What you have to do
Pick out all lines of the entries that include the word "text" and copy them.

Material for the task
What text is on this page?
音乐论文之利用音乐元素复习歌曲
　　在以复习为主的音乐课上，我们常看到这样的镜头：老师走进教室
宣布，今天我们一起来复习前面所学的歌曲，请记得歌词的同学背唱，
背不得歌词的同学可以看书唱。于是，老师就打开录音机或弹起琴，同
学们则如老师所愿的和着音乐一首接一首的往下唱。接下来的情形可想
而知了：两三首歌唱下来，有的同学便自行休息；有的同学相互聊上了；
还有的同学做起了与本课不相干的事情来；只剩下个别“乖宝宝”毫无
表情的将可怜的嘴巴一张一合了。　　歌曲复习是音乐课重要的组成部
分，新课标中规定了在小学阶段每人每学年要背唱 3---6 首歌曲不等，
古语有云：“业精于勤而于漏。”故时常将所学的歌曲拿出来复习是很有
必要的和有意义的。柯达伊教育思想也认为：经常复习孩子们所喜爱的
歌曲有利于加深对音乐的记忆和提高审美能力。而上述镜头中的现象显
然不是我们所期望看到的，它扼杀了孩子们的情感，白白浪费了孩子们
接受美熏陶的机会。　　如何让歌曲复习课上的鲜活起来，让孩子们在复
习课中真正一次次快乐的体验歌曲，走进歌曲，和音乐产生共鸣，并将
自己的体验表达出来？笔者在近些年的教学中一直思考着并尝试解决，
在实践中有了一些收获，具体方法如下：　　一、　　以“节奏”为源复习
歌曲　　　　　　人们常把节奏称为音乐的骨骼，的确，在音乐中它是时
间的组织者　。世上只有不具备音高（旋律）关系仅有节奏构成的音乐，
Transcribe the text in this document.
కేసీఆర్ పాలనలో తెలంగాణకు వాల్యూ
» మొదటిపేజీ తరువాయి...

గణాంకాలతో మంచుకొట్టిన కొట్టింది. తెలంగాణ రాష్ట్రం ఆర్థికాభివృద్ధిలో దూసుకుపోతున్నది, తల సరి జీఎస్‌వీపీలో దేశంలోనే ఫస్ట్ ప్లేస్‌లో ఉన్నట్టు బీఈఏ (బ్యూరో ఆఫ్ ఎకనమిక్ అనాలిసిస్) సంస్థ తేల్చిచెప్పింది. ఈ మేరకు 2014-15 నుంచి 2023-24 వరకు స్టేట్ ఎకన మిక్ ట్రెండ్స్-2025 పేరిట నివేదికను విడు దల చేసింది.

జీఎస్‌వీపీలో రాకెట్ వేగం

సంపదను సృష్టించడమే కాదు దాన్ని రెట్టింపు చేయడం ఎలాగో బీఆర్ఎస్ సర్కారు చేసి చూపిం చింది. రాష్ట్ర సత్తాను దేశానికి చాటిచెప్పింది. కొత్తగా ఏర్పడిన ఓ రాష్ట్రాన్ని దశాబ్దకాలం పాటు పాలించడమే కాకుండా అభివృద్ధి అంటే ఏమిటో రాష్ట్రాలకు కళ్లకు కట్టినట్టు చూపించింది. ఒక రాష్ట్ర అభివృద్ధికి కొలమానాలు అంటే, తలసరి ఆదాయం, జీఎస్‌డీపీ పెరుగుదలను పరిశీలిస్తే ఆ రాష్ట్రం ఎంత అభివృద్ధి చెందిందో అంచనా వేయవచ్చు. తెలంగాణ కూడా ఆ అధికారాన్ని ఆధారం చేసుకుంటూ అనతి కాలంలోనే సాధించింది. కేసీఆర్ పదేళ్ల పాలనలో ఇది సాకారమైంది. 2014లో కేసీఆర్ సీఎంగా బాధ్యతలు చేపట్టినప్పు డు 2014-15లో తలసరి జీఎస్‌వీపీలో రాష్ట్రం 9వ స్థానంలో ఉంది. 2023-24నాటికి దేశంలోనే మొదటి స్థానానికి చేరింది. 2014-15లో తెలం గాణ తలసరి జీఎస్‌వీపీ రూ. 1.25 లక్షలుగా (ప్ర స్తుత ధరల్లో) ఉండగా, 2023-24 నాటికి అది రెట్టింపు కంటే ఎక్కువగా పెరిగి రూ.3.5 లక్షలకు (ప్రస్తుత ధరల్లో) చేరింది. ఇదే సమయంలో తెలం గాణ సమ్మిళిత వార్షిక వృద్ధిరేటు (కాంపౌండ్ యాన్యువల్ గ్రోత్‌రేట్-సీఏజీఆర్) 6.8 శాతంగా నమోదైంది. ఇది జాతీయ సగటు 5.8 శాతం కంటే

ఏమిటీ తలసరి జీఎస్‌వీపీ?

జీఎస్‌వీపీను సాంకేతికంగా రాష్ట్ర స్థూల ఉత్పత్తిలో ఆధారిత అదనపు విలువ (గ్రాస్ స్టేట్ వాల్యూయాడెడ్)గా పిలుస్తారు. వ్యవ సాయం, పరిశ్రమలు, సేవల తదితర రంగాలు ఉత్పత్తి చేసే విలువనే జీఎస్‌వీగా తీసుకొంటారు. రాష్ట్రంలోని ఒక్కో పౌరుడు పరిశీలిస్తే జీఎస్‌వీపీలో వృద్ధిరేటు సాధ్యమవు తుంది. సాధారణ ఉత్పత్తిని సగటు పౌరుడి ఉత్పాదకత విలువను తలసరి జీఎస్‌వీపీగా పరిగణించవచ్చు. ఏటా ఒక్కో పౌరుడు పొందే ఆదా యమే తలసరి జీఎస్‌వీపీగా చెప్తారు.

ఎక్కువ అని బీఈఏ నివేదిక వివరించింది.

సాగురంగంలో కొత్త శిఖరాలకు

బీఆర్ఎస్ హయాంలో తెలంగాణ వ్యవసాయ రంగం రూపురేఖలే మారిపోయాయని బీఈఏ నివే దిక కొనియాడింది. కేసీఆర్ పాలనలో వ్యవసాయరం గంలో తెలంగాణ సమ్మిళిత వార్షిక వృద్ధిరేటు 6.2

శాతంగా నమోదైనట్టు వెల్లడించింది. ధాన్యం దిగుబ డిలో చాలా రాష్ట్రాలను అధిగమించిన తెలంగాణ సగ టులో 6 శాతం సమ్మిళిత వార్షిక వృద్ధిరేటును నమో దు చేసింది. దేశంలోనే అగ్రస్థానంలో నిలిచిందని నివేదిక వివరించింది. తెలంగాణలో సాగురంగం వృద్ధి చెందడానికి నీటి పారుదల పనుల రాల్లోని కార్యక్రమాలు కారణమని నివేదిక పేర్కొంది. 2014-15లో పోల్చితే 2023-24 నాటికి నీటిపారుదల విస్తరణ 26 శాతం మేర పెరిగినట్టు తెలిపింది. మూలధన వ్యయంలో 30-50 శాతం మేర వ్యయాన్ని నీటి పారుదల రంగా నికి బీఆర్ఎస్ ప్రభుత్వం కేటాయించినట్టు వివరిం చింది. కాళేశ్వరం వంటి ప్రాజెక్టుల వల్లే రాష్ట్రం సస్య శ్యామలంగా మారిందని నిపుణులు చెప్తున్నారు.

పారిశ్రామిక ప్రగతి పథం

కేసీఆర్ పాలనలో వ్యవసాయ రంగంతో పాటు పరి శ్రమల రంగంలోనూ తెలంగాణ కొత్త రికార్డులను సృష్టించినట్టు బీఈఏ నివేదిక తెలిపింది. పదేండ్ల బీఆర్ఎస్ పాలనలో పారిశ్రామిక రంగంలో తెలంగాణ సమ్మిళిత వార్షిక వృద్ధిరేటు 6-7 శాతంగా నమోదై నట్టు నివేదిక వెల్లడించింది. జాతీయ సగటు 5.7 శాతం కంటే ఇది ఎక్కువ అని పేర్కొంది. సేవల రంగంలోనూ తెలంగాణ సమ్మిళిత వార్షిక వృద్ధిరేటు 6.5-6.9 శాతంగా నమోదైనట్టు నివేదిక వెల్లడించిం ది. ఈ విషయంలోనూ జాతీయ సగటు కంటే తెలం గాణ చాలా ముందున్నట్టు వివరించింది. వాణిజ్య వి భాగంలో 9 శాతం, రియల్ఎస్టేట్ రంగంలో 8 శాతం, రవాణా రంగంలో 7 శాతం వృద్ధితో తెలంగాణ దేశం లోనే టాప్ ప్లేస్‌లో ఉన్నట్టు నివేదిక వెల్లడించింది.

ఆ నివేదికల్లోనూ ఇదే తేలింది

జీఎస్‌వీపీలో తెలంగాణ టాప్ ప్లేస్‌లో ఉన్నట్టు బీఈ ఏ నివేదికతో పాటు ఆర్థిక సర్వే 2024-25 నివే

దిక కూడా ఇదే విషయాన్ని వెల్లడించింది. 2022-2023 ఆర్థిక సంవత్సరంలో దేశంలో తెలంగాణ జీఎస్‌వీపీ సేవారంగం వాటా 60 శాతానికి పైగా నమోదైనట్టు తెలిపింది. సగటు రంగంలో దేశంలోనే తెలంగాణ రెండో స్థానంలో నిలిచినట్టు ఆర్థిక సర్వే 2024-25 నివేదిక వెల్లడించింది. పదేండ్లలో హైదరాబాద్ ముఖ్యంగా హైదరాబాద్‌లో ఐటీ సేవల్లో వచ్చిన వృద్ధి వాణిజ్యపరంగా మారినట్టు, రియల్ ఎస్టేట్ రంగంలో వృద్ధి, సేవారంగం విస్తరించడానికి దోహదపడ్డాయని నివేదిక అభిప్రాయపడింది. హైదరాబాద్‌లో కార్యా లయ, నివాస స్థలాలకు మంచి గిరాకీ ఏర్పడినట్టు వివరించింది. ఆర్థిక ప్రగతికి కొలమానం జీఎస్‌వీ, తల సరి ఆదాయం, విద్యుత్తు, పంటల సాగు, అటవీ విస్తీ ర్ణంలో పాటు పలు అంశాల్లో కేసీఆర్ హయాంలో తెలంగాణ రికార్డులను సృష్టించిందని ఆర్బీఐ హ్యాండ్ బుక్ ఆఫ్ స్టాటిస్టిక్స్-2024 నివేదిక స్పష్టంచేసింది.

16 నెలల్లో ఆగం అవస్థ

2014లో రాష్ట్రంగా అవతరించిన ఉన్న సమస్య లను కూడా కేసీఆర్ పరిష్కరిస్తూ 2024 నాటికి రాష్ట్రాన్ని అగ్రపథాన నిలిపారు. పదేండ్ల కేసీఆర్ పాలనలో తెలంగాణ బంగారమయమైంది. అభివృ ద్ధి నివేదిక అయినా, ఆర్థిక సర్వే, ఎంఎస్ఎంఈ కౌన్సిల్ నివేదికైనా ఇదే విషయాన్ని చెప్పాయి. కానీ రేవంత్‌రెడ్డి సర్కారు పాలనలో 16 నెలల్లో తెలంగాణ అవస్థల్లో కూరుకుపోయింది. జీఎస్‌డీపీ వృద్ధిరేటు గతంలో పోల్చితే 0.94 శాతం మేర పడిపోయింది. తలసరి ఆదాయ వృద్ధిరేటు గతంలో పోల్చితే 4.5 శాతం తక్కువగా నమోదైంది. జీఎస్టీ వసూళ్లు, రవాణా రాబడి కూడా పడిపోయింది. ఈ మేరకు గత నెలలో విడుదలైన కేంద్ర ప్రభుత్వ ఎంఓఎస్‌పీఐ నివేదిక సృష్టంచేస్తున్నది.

Expected answer
What text is on this page?
Transcribe the text in this document.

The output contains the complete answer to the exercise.